▶ [Listed records]
===============
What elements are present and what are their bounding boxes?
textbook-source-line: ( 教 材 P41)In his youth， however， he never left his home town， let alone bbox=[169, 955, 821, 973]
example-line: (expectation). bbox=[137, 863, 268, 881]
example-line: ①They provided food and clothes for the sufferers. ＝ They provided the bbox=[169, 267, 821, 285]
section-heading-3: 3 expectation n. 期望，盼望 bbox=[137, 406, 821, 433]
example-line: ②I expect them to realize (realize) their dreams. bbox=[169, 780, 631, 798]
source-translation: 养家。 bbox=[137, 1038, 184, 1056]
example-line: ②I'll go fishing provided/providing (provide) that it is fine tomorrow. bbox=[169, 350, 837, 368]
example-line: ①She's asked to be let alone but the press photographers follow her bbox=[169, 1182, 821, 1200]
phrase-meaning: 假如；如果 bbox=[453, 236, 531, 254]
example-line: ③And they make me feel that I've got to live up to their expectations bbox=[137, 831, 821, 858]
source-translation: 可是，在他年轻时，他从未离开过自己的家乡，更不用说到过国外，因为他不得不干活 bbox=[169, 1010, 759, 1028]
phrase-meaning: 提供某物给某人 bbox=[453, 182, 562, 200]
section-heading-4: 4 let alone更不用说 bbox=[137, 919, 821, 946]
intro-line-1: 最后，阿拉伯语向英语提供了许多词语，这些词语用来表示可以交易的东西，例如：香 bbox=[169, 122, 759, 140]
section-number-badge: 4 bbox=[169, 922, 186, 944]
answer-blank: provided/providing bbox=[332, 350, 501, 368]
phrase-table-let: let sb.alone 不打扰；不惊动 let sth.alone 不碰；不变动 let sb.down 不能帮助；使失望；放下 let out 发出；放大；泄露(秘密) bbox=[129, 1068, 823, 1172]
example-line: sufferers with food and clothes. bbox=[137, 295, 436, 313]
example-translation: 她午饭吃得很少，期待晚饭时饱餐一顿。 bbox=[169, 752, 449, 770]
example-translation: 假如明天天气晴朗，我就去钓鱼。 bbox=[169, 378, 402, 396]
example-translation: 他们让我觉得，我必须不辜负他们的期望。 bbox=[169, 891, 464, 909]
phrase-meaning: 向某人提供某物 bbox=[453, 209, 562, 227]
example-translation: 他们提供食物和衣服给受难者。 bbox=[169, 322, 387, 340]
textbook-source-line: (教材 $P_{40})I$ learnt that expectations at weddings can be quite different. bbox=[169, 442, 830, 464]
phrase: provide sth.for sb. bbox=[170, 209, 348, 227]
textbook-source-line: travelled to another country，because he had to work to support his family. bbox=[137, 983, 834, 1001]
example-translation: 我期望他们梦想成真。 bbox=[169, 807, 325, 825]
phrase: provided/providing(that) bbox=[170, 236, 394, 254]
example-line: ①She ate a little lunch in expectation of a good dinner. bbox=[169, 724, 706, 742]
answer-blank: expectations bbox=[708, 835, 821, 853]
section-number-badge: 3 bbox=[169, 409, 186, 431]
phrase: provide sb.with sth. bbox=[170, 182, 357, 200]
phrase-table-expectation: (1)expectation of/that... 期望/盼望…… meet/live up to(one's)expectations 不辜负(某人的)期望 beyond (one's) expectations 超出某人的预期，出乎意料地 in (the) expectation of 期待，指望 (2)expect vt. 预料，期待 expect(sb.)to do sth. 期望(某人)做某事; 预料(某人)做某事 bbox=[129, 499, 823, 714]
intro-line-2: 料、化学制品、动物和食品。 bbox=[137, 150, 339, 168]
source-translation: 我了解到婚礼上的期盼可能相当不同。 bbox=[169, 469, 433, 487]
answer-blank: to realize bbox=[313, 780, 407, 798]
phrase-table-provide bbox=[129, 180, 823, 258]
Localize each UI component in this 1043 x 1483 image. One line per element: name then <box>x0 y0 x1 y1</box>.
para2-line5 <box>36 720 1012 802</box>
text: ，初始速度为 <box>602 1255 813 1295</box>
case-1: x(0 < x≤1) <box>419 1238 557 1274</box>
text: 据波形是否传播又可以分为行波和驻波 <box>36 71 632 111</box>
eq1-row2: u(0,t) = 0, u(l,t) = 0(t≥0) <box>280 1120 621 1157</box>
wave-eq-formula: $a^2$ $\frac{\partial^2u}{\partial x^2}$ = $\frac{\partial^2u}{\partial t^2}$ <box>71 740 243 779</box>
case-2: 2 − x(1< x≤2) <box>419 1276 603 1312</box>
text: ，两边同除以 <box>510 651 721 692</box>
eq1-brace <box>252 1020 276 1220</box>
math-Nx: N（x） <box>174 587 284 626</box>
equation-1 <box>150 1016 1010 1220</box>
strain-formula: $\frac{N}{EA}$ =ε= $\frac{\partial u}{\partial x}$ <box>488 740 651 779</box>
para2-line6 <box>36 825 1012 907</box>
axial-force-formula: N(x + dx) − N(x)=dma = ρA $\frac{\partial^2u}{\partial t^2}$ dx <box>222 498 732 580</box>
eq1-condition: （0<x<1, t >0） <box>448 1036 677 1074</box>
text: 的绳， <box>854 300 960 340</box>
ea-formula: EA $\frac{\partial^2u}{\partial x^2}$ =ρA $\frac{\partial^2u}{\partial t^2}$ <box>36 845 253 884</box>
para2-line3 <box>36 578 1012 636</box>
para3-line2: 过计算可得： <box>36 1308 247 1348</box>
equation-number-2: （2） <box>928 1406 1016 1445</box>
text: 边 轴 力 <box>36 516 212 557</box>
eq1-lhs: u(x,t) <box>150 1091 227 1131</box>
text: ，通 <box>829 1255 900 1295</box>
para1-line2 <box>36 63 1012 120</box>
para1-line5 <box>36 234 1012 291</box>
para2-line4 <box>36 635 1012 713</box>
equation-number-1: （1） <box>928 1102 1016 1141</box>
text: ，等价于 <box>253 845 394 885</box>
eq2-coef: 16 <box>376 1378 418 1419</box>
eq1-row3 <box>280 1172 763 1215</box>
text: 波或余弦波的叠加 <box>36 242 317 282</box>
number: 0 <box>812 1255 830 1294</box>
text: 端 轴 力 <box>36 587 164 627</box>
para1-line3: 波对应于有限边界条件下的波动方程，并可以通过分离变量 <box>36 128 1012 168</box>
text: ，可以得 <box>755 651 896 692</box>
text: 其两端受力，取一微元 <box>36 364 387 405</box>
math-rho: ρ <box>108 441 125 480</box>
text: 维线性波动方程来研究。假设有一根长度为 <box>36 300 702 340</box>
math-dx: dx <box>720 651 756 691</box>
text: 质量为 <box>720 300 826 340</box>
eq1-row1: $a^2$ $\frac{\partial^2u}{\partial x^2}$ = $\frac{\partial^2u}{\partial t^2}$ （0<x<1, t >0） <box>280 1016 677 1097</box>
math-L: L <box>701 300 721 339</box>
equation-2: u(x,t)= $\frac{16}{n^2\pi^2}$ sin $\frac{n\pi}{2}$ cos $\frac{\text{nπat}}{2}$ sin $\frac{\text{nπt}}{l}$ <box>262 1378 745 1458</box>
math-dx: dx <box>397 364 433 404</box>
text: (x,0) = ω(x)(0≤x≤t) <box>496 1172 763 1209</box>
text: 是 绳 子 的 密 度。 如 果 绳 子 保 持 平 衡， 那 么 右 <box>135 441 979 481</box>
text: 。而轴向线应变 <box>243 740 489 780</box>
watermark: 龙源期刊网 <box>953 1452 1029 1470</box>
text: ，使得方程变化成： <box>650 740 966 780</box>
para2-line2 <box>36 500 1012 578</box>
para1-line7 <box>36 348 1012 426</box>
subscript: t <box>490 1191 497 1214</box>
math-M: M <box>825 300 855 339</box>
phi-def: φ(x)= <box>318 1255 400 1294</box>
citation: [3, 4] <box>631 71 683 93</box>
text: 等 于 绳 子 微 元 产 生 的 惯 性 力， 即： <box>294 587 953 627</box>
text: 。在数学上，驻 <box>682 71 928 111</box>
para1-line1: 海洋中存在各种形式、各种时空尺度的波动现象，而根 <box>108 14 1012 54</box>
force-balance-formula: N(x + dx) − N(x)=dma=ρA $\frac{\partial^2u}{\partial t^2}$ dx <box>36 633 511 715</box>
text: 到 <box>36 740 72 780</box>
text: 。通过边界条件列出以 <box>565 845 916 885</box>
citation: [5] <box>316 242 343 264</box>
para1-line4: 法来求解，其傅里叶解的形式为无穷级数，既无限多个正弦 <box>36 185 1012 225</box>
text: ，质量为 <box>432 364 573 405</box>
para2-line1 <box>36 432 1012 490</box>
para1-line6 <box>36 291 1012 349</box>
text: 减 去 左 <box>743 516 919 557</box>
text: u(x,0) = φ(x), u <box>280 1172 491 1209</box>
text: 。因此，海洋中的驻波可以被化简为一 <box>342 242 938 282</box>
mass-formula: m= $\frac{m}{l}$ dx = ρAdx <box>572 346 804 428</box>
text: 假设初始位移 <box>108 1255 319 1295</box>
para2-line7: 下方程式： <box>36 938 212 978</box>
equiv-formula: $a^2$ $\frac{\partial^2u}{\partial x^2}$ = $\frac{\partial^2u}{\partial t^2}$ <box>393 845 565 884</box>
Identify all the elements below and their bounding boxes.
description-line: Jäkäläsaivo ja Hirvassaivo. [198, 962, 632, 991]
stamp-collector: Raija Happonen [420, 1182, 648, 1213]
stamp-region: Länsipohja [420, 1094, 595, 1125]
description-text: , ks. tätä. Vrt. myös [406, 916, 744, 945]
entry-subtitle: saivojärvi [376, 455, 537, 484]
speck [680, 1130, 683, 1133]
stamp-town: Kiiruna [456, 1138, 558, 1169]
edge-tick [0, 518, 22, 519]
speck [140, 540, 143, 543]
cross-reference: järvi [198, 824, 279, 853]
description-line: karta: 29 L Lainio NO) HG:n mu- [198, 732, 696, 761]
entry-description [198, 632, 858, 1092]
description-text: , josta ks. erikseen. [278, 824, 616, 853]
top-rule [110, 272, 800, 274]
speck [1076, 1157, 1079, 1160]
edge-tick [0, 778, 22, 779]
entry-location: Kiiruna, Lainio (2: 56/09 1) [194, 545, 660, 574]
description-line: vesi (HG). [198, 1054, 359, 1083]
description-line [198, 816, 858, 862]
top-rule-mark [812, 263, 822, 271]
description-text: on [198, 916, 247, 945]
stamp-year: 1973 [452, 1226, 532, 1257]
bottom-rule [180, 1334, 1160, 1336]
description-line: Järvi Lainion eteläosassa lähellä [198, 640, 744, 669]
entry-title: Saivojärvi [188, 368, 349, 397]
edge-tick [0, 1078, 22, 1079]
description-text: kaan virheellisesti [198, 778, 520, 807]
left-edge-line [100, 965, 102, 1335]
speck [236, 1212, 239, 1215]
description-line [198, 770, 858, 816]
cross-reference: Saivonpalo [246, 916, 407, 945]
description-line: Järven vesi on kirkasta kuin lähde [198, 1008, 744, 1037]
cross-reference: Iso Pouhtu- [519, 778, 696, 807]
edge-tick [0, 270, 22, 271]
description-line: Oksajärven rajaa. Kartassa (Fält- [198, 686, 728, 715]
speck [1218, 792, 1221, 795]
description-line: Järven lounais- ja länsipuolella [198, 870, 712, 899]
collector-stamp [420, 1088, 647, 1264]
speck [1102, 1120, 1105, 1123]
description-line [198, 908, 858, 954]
===============
▶ [Do this] Extract each line in the entries above that contains the word "with".

▶ [Answer to the exercise]
example-line: sufferers with food and clothes. bbox=[137, 295, 436, 313]
phrase: provide sb.with sth. bbox=[170, 182, 357, 200]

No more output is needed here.